◆ Problem ◆
Output the data below in full, byte for byte. Nothing may differ.

start

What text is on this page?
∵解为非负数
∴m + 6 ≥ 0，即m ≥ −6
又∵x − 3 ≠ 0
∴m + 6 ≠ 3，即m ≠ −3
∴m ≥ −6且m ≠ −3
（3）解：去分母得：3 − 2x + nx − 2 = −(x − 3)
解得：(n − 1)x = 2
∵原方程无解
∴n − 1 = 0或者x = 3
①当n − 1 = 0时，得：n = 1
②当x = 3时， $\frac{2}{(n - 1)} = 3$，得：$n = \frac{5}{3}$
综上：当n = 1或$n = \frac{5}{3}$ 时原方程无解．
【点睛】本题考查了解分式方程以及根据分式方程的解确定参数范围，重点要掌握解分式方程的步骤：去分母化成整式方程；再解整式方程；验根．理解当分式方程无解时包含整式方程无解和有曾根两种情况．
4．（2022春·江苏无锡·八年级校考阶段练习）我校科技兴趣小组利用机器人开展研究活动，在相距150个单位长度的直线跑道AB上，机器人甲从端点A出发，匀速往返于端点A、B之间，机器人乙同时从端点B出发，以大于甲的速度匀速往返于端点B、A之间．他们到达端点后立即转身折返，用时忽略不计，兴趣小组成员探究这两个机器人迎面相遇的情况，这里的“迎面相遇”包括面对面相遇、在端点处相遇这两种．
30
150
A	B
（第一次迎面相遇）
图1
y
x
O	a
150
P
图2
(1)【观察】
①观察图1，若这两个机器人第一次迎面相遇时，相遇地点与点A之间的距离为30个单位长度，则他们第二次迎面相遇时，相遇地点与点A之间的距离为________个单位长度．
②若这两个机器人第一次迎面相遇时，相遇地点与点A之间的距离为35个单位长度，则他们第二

end

◆ Complete answer ◆
What text is on this page?
∵解为非负数
∴m + 6 ≥ 0，即m ≥ −6
又∵x − 3 ≠ 0
∴m + 6 ≠ 3，即m ≠ −3
∴m ≥ −6且m ≠ −3
（3）解：去分母得：3 − 2x + nx − 2 = −(x − 3)
解得：(n − 1)x = 2
∵原方程无解
∴n − 1 = 0或者x = 3
①当n − 1 = 0时，得：n = 1
②当x = 3时， $\frac{2}{(n - 1)} = 3$，得：$n = \frac{5}{3}$
综上：当n = 1或$n = \frac{5}{3}$ 时原方程无解．
【点睛】本题考查了解分式方程以及根据分式方程的解确定参数范围，重点要掌握解分式方程的步骤：去分母化成整式方程；再解整式方程；验根．理解当分式方程无解时包含整式方程无解和有曾根两种情况．
4．（2022春·江苏无锡·八年级校考阶段练习）我校科技兴趣小组利用机器人开展研究活动，在相距150个单位长度的直线跑道AB上，机器人甲从端点A出发，匀速往返于端点A、B之间，机器人乙同时从端点B出发，以大于甲的速度匀速往返于端点B、A之间．他们到达端点后立即转身折返，用时忽略不计，兴趣小组成员探究这两个机器人迎面相遇的情况，这里的“迎面相遇”包括面对面相遇、在端点处相遇这两种．
30
150
A	B
（第一次迎面相遇）
图1
y
x
O	a
150
P
图2
(1)【观察】
①观察图1，若这两个机器人第一次迎面相遇时，相遇地点与点A之间的距离为30个单位长度，则他们第二次迎面相遇时，相遇地点与点A之间的距离为________个单位长度．
②若这两个机器人第一次迎面相遇时，相遇地点与点A之间的距离为35个单位长度，则他们第二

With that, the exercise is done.